_EXERCISE GOAL_
Locate every line below that contains the word "ffffff" and copy it.

_EXERCISE INPUTS_
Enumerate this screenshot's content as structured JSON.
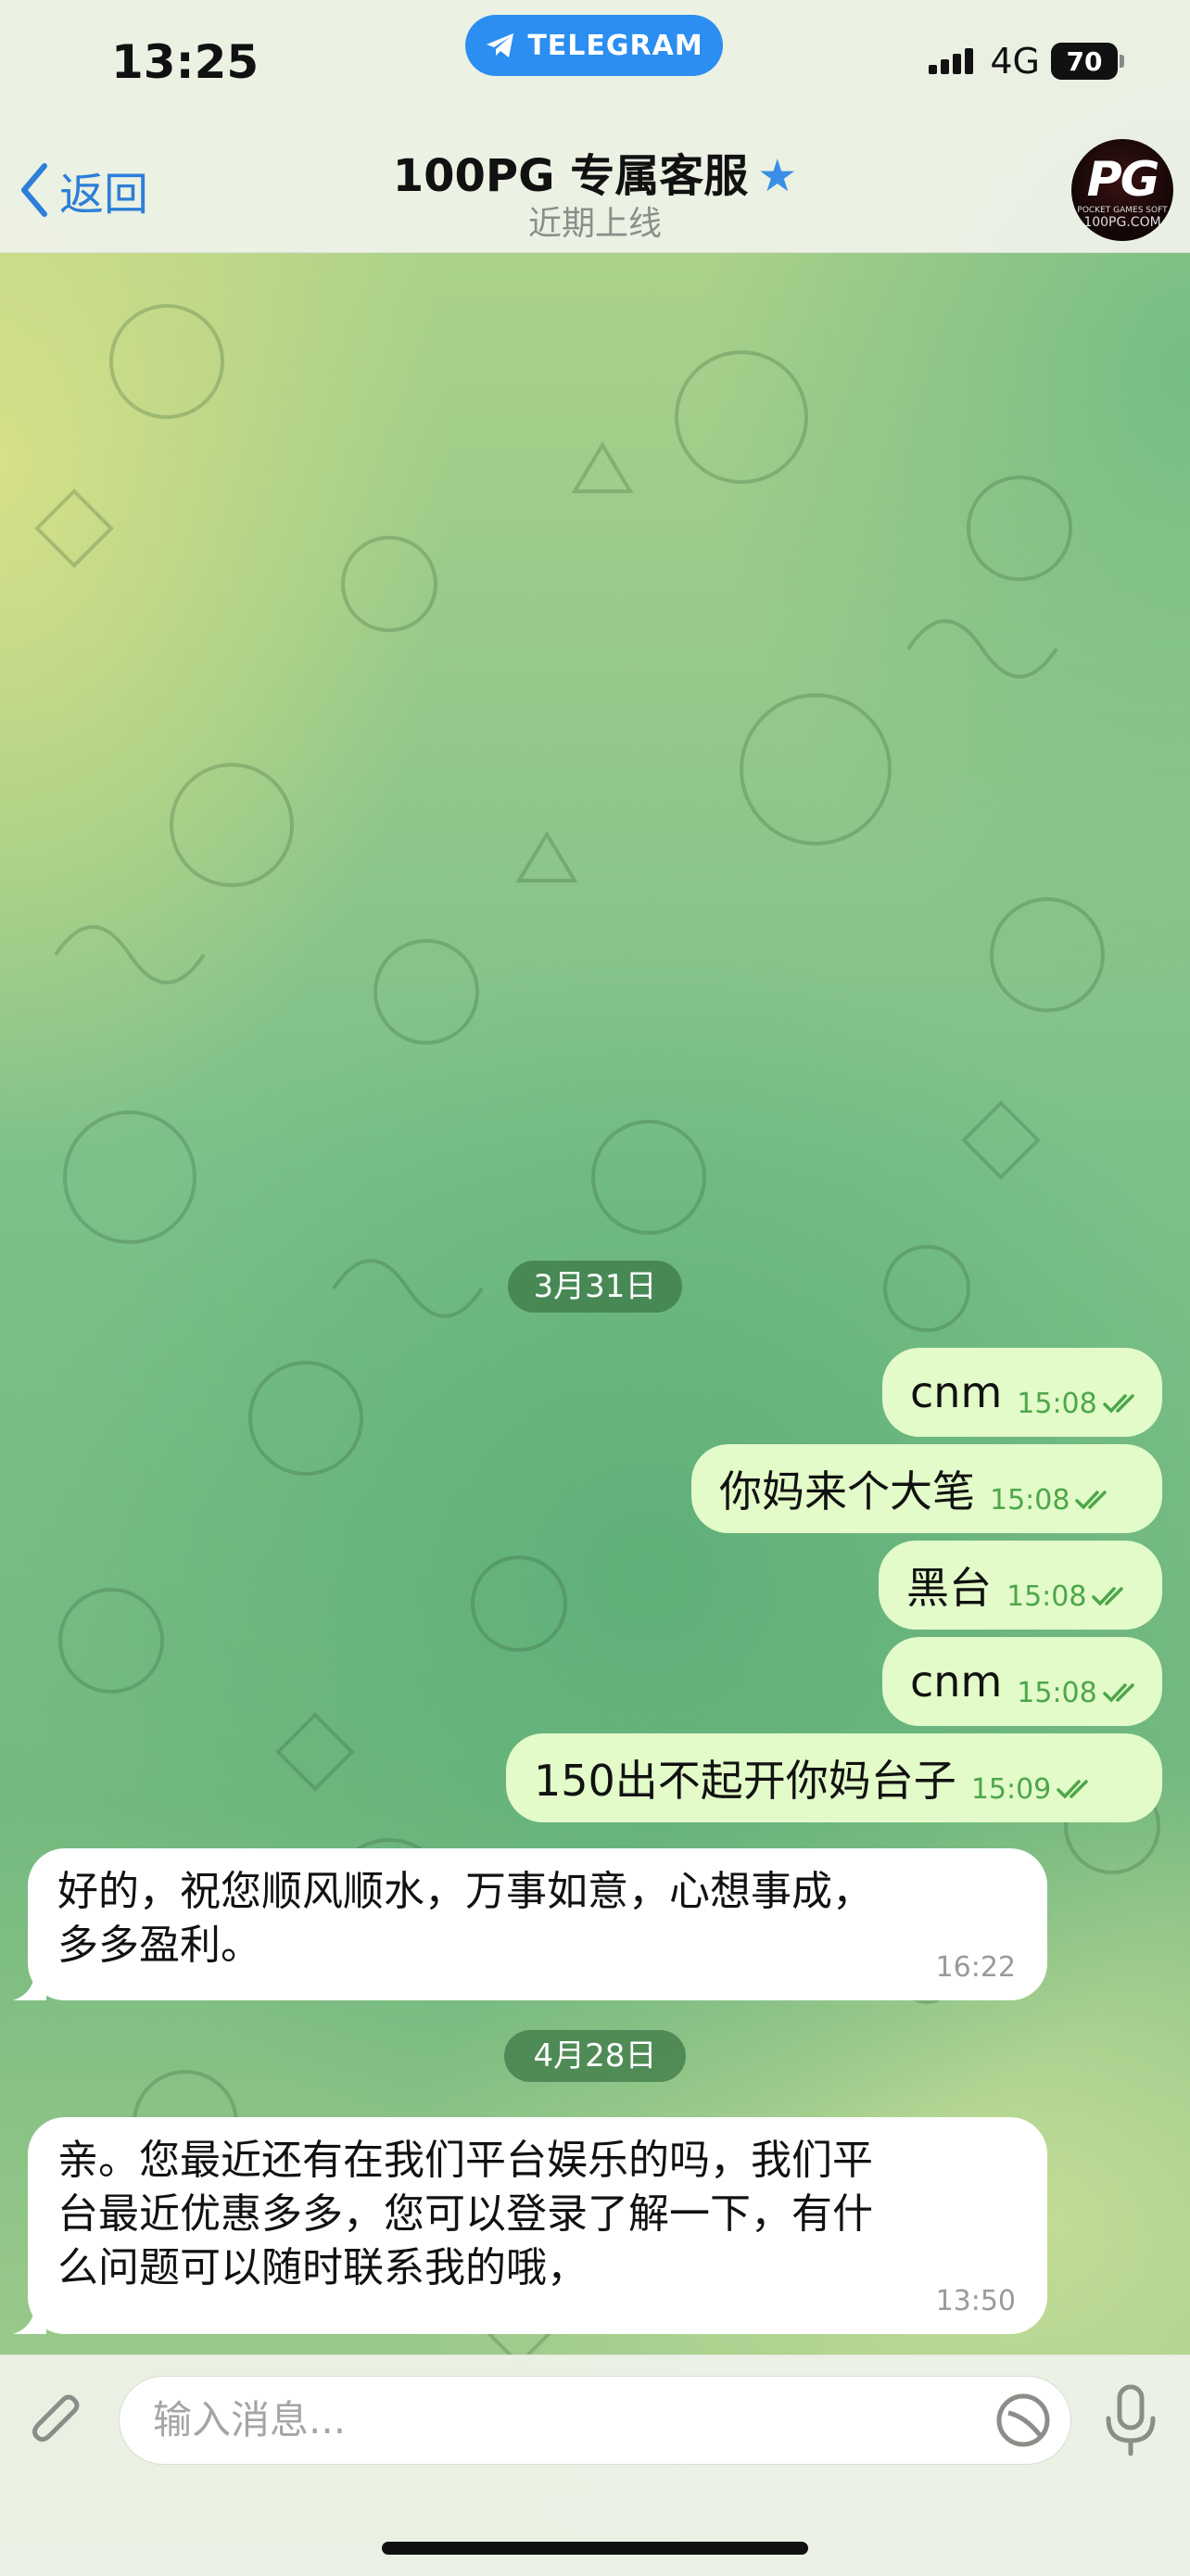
{
  "status_bar": {
    "time": "13:25",
    "app_pill": "TELEGRAM",
    "network": "4G",
    "battery": "70"
  },
  "header": {
    "back_label": "返回",
    "title": "100PG 专属客服",
    "status": "近期上线",
    "avatar_text": "PG",
    "avatar_sub": "POCKET GAMES SOFT",
    "avatar_domain": "100PG.COM"
  },
  "messages": {
    "date1": "3月31日",
    "m1": {
      "text": "cnm",
      "time": "15:08"
    },
    "m2": {
      "text": "你妈来个大笔",
      "time": "15:08"
    },
    "m3": {
      "text": "黑台",
      "time": "15:08"
    },
    "m4": {
      "text": "cnm",
      "time": "15:08"
    },
    "m5": {
      "text": "150出不起开你妈台子",
      "time": "15:09"
    },
    "m6": {
      "line1": "好的，祝您顺风顺水，万事如意，心想事成，",
      "line2": "多多盈利。",
      "time": "16:22"
    },
    "date2": "4月28日",
    "m7": {
      "line1": "亲。您最近还有在我们平台娱乐的吗，我们平",
      "line2": "台最近优惠多多，您可以登录了解一下，有什",
      "line3": "么问题可以随时联系我的哦，",
      "time": "13:50"
    }
  },
  "composer": {
    "placeholder": "输入消息..."
  },
  "colors": {
    "accent": "#2d7fd8",
    "outgoing_bubble": "#e2fbc8",
    "incoming_bubble": "#ffffff",
    "read_check": "#4ea64a"
  }
}
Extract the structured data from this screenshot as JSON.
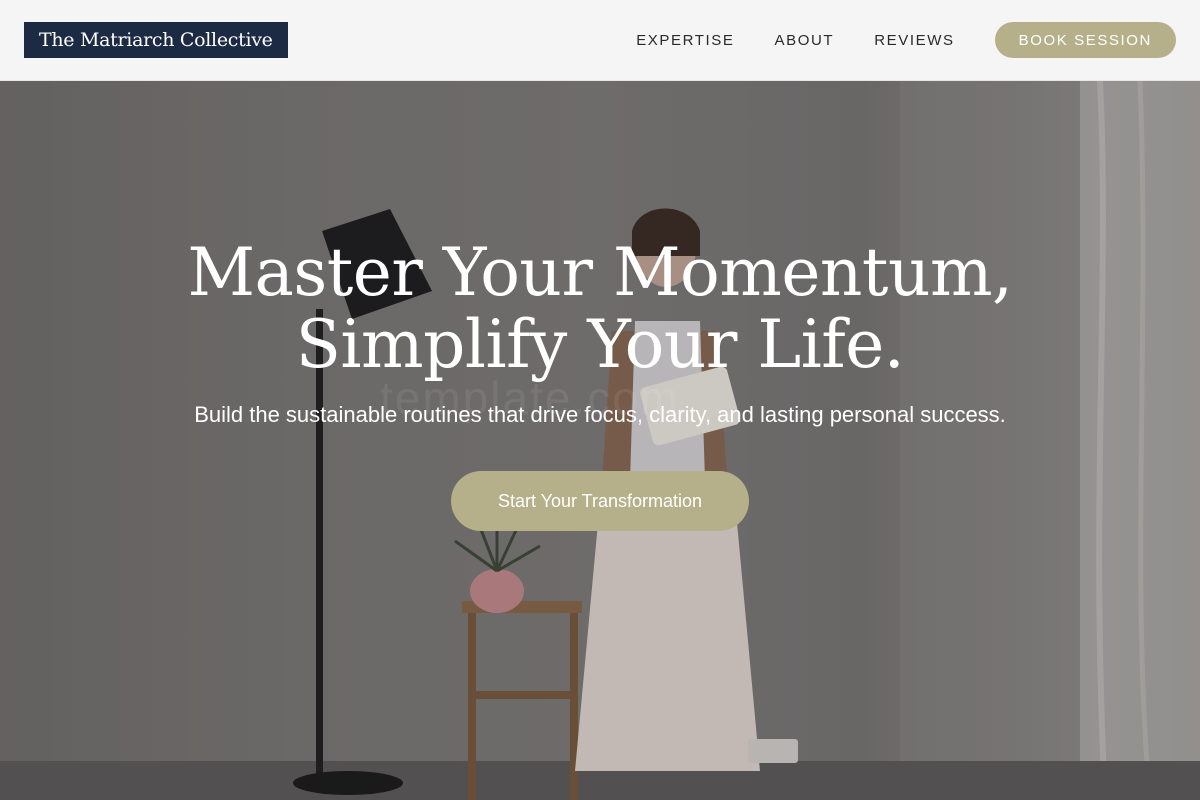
{
  "header": {
    "logo_text": "The Matriarch Collective",
    "nav": [
      {
        "label": "EXPERTISE"
      },
      {
        "label": "ABOUT"
      },
      {
        "label": "REVIEWS"
      }
    ],
    "cta_label": "BOOK SESSION"
  },
  "hero": {
    "headline_line1": "Master Your Momentum,",
    "headline_line2": "Simplify Your Life.",
    "subheadline": "Build the sustainable routines that drive focus, clarity, and lasting personal success.",
    "cta_label": "Start Your Transformation",
    "watermark": "template.com"
  },
  "colors": {
    "logo_bg": "#1c2a44",
    "accent": "#b6b08a",
    "header_bg": "#f5f5f5",
    "text_on_hero": "#ffffff"
  }
}
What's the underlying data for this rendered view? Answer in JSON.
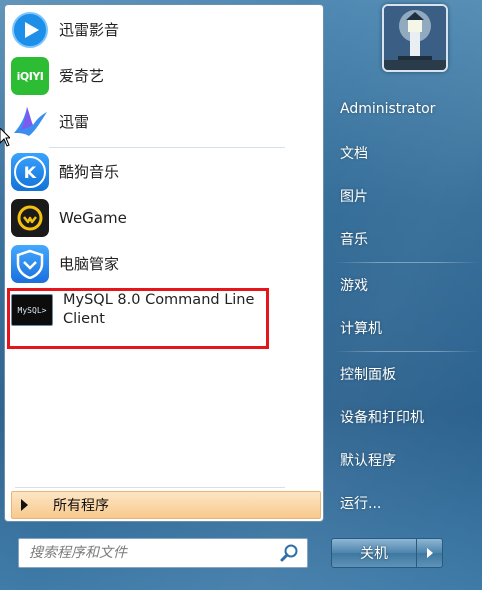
{
  "pinned_programs": [
    {
      "label": "迅雷影音",
      "icon": "xunlei-video-icon"
    },
    {
      "label": "爱奇艺",
      "icon": "iqiyi-icon",
      "icon_text": "iQIYI"
    },
    {
      "label": "迅雷",
      "icon": "xunlei-bird-icon"
    }
  ],
  "recent_programs": [
    {
      "label": "酷狗音乐",
      "icon": "kugou-icon",
      "icon_text": "K"
    },
    {
      "label": "WeGame",
      "icon": "wegame-icon"
    },
    {
      "label": "电脑管家",
      "icon": "tencent-pc-manager-icon"
    },
    {
      "label": "MySQL 8.0 Command Line Client",
      "icon": "mysql-console-icon",
      "icon_text": "MySQL>"
    }
  ],
  "all_programs": {
    "label": "所有程序"
  },
  "search": {
    "placeholder": "搜索程序和文件"
  },
  "right_menu": [
    {
      "label": "Administrator"
    },
    {
      "label": "文档"
    },
    {
      "label": "图片"
    },
    {
      "label": "音乐"
    },
    {
      "label": "游戏"
    },
    {
      "label": "计算机"
    },
    {
      "label": "控制面板"
    },
    {
      "label": "设备和打印机"
    },
    {
      "label": "默认程序"
    },
    {
      "label": "运行..."
    }
  ],
  "shutdown": {
    "label": "关机"
  },
  "colors": {
    "highlight_border": "#e5161b",
    "all_programs_bg": "#f7c98d",
    "frame_blue": "#2f6a96"
  }
}
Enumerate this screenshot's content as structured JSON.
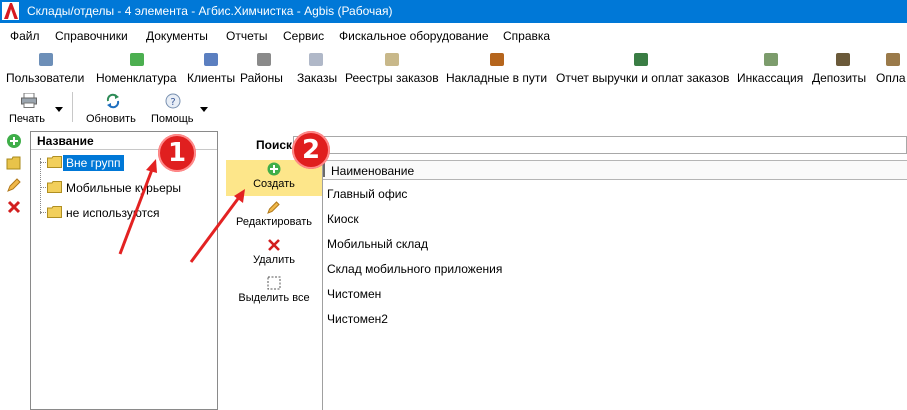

_SOLVED EXERCISE_
    "incoming_bubble": "#ffffff",
    "text_on_hero": "#ffffff"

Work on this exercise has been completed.